[REQUIRED WORK] Write out each line word for word. Drop pictures.

[LISTED RECORDS]
┌────────
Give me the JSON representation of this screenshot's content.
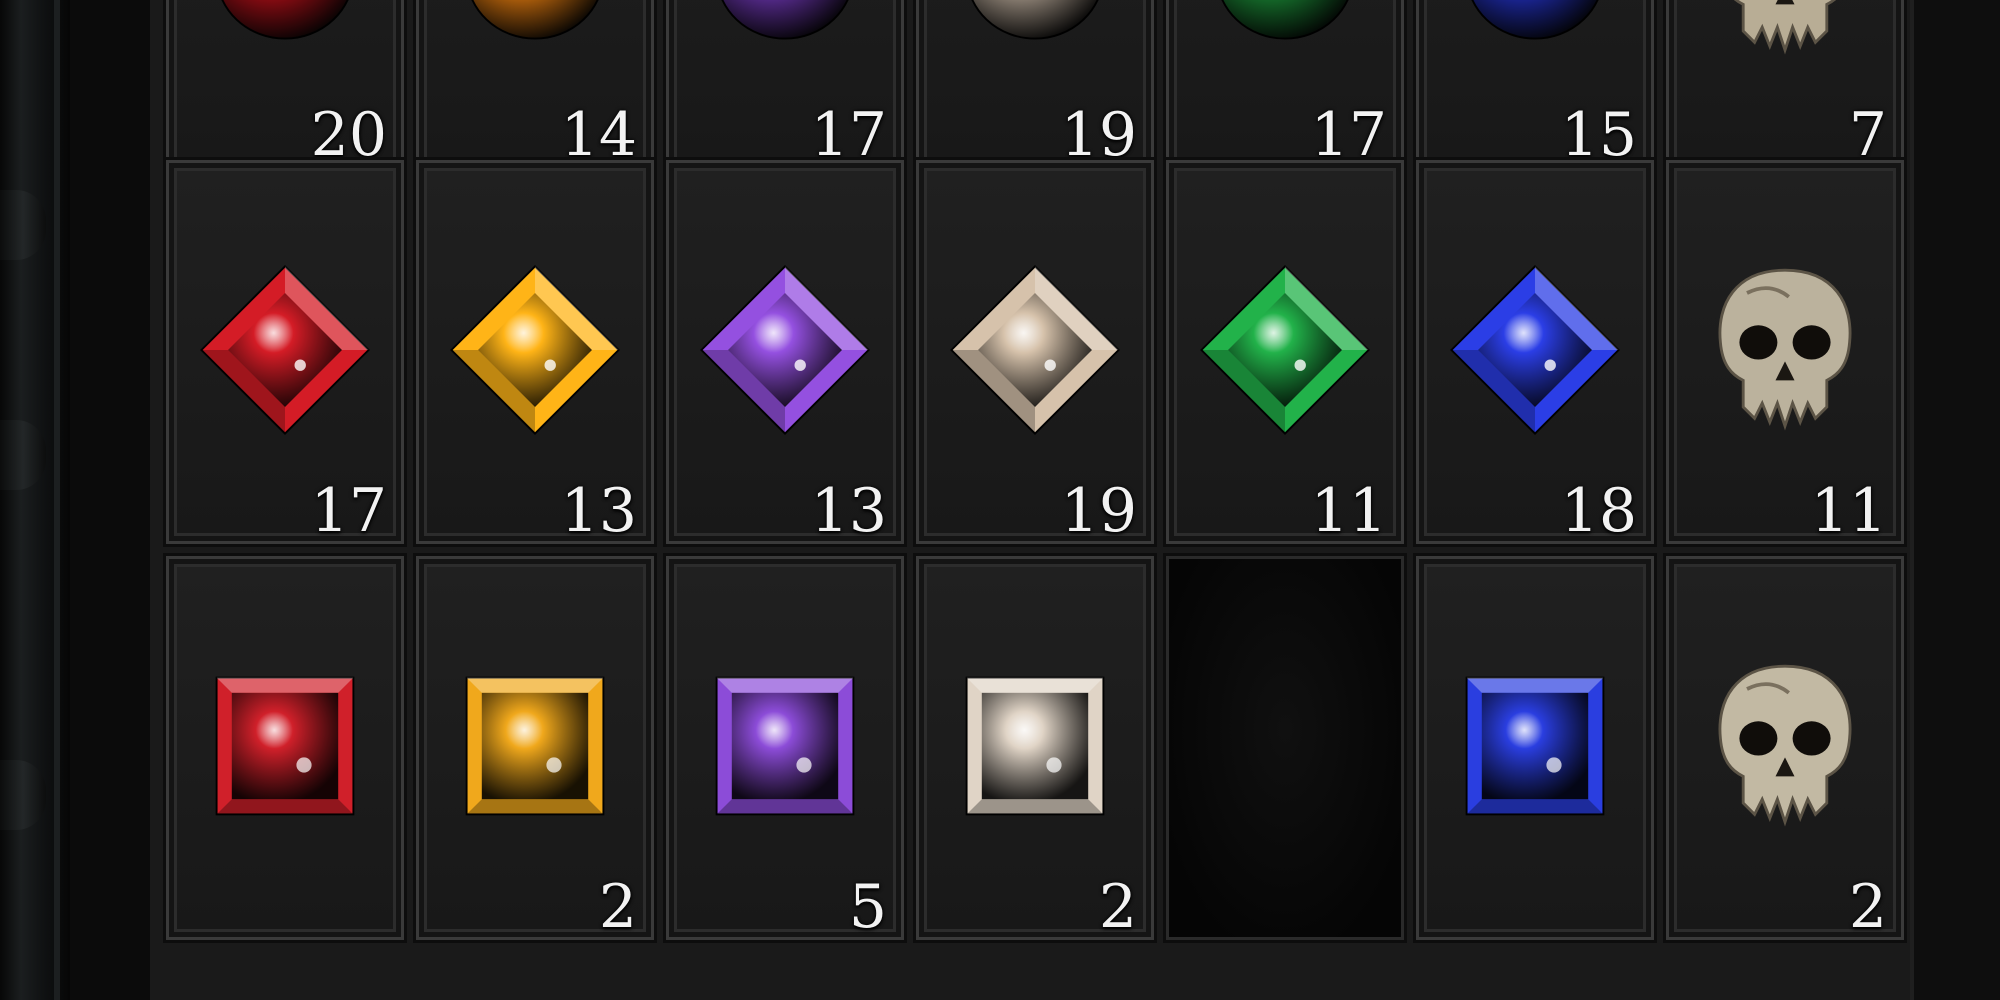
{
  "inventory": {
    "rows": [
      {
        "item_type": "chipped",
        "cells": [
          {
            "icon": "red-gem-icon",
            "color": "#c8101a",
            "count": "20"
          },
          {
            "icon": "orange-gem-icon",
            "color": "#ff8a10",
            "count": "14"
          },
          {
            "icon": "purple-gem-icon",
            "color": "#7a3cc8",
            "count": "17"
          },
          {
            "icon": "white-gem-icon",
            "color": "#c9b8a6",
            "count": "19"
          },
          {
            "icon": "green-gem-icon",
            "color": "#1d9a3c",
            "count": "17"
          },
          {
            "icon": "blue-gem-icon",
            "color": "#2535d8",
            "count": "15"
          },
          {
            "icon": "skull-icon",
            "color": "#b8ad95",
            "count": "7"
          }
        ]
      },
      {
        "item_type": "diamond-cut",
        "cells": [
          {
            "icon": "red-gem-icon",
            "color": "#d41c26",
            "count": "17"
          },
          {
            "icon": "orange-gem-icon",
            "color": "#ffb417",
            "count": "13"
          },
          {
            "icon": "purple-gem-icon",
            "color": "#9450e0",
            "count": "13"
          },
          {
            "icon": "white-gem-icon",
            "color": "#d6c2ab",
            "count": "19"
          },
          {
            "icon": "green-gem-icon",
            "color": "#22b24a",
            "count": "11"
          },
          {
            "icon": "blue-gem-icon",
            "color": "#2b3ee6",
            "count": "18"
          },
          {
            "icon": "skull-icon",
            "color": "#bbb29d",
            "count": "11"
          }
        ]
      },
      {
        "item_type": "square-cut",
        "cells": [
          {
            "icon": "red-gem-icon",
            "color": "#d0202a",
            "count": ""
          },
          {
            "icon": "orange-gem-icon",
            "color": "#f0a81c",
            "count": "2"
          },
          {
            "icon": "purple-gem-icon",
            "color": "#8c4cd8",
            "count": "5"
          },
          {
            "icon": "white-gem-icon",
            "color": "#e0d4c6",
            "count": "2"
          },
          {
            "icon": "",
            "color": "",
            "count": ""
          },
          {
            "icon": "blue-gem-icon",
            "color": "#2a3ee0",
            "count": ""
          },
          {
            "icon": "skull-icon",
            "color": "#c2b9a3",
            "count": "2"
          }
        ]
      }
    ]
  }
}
└────────
[RESULT]
Give me the JSON representation of this screenshot's content.
{
  "inventory": {
    "rows": [
      {
        "item_type": "chipped",
        "cells": [
          {
            "icon": "red-gem-icon",
            "color": "#c8101a",
            "count": "20"
          },
          {
            "icon": "orange-gem-icon",
            "color": "#ff8a10",
            "count": "14"
          },
          {
            "icon": "purple-gem-icon",
            "color": "#7a3cc8",
            "count": "17"
          },
          {
            "icon": "white-gem-icon",
            "color": "#c9b8a6",
            "count": "19"
          },
          {
            "icon": "green-gem-icon",
            "color": "#1d9a3c",
            "count": "17"
          },
          {
            "icon": "blue-gem-icon",
            "color": "#2535d8",
            "count": "15"
          },
          {
            "icon": "skull-icon",
            "color": "#b8ad95",
            "count": "7"
          }
        ]
      },
      {
        "item_type": "diamond-cut",
        "cells": [
          {
            "icon": "red-gem-icon",
            "color": "#d41c26",
            "count": "17"
          },
          {
            "icon": "orange-gem-icon",
            "color": "#ffb417",
            "count": "13"
          },
          {
            "icon": "purple-gem-icon",
            "color": "#9450e0",
            "count": "13"
          },
          {
            "icon": "white-gem-icon",
            "color": "#d6c2ab",
            "count": "19"
          },
          {
            "icon": "green-gem-icon",
            "color": "#22b24a",
            "count": "11"
          },
          {
            "icon": "blue-gem-icon",
            "color": "#2b3ee6",
            "count": "18"
          },
          {
            "icon": "skull-icon",
            "color": "#bbb29d",
            "count": "11"
          }
        ]
      },
      {
        "item_type": "square-cut",
        "cells": [
          {
            "icon": "red-gem-icon",
            "color": "#d0202a",
            "count": ""
          },
          {
            "icon": "orange-gem-icon",
            "color": "#f0a81c",
            "count": "2"
          },
          {
            "icon": "purple-gem-icon",
            "color": "#8c4cd8",
            "count": "5"
          },
          {
            "icon": "white-gem-icon",
            "color": "#e0d4c6",
            "count": "2"
          },
          {
            "icon": "",
            "color": "",
            "count": ""
          },
          {
            "icon": "blue-gem-icon",
            "color": "#2a3ee0",
            "count": ""
          },
          {
            "icon": "skull-icon",
            "color": "#c2b9a3",
            "count": "2"
          }
        ]
      }
    ]
  }
}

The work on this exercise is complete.